Your instructions:
Write the entries out again exactly as they stand, but without the pictures.
---------- Source material
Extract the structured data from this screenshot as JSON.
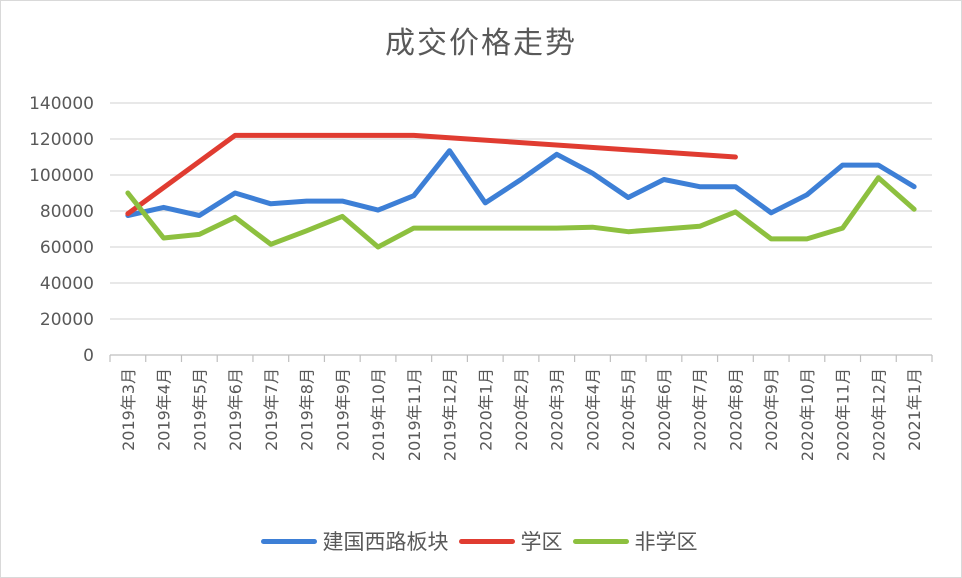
{
  "chart_data": {
    "type": "line",
    "title": "成交价格走势",
    "xlabel": "",
    "ylabel": "",
    "ylim": [
      0,
      140000
    ],
    "yticks": [
      0,
      20000,
      40000,
      60000,
      80000,
      100000,
      120000,
      140000
    ],
    "ytick_labels": [
      "0",
      "20000",
      "40000",
      "60000",
      "80000",
      "100000",
      "120000",
      "140000"
    ],
    "grid": true,
    "legend_position": "bottom",
    "categories": [
      "2019年3月",
      "2019年4月",
      "2019年5月",
      "2019年6月",
      "2019年7月",
      "2019年8月",
      "2019年9月",
      "2019年10月",
      "2019年11月",
      "2019年12月",
      "2020年1月",
      "2020年2月",
      "2020年3月",
      "2020年4月",
      "2020年5月",
      "2020年6月",
      "2020年7月",
      "2020年8月",
      "2020年9月",
      "2020年10月",
      "2020年11月",
      "2020年12月",
      "2021年1月"
    ],
    "series": [
      {
        "name": "建国西路板块",
        "color": "#3d7fd6",
        "values": [
          77500,
          82000,
          77500,
          90000,
          84000,
          85500,
          85500,
          80500,
          88500,
          113500,
          84500,
          97500,
          111500,
          101000,
          87500,
          97500,
          93500,
          93500,
          79000,
          89000,
          105500,
          105500,
          93500
        ]
      },
      {
        "name": "学区",
        "color": "#e03c31",
        "values": [
          78500,
          null,
          null,
          122000,
          122000,
          122000,
          122000,
          122000,
          122000,
          null,
          null,
          null,
          null,
          null,
          null,
          null,
          null,
          110000,
          null,
          null,
          null,
          null,
          null
        ]
      },
      {
        "name": "非学区",
        "color": "#8dc03f",
        "values": [
          90000,
          65000,
          67000,
          76500,
          61500,
          69000,
          77000,
          60000,
          70500,
          70500,
          70500,
          70500,
          70500,
          71000,
          68500,
          70000,
          71500,
          79500,
          64500,
          64500,
          70500,
          98500,
          81000
        ]
      }
    ]
  }
}
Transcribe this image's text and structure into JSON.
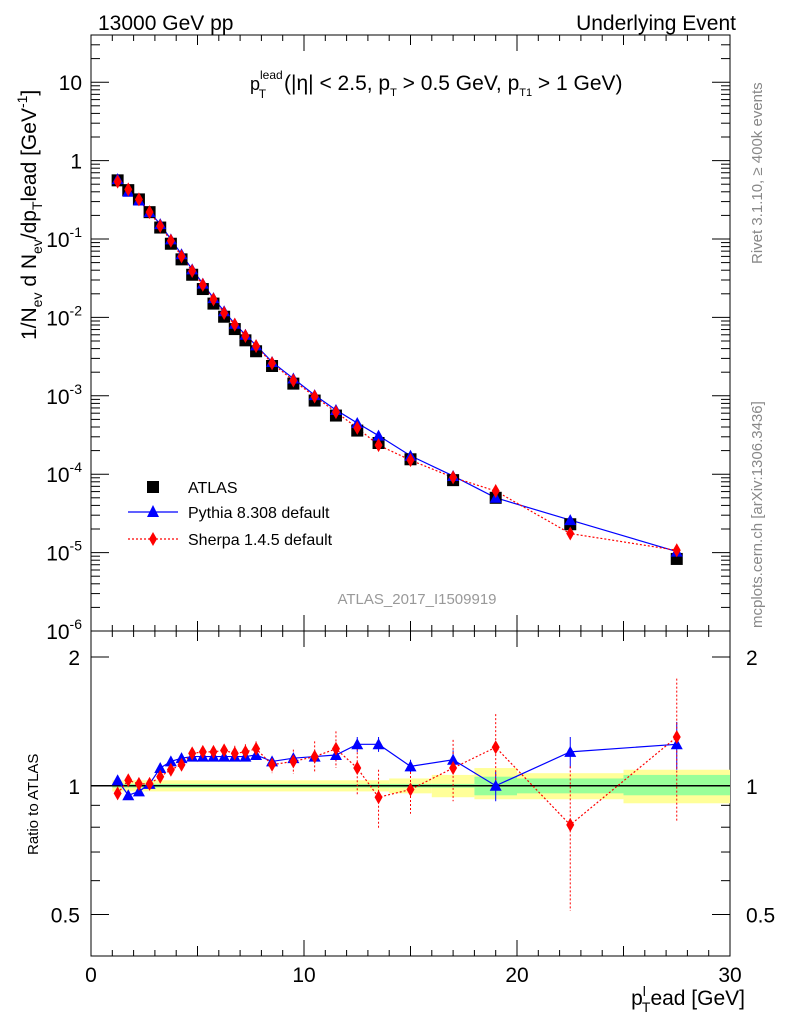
--------------------
Correct output:
Extract the structured data from this screenshot as JSON.
{
  "chart_data": {
    "type": "line",
    "title": "成交价格走势",
    "xlabel": "",
    "ylabel": "",
    "ylim": [
      0,
      140000
    ],
    "yticks": [
      0,
      20000,
      40000,
      60000,
      80000,
      100000,
      120000,
      140000
    ],
    "ytick_labels": [
      "0",
      "20000",
      "40000",
      "60000",
      "80000",
      "100000",
      "120000",
      "140000"
    ],
    "grid": true,
    "legend_position": "bottom",
    "categories": [
      "2019年3月",
      "2019年4月",
      "2019年5月",
      "2019年6月",
      "2019年7月",
      "2019年8月",
      "2019年9月",
      "2019年10月",
      "2019年11月",
      "2019年12月",
      "2020年1月",
      "2020年2月",
      "2020年3月",
      "2020年4月",
      "2020年5月",
      "2020年6月",
      "2020年7月",
      "2020年8月",
      "2020年9月",
      "2020年10月",
      "2020年11月",
      "2020年12月",
      "2021年1月"
    ],
    "series": [
      {
        "name": "建国西路板块",
        "color": "#3d7fd6",
        "values": [
          77500,
          82000,
          77500,
          90000,
          84000,
          85500,
          85500,
          80500,
          88500,
          113500,
          84500,
          97500,
          111500,
          101000,
          87500,
          97500,
          93500,
          93500,
          79000,
          89000,
          105500,
          105500,
          93500
        ]
      },
      {
        "name": "学区",
        "color": "#e03c31",
        "values": [
          78500,
          null,
          null,
          122000,
          122000,
          122000,
          122000,
          122000,
          122000,
          null,
          null,
          null,
          null,
          null,
          null,
          null,
          null,
          110000,
          null,
          null,
          null,
          null,
          null
        ]
      },
      {
        "name": "非学区",
        "color": "#8dc03f",
        "values": [
          90000,
          65000,
          67000,
          76500,
          61500,
          69000,
          77000,
          60000,
          70500,
          70500,
          70500,
          70500,
          70500,
          71000,
          68500,
          70000,
          71500,
          79500,
          64500,
          64500,
          70500,
          98500,
          81000
        ]
      }
    ]
  }
}
Transcribe this image's text and structure into JSON.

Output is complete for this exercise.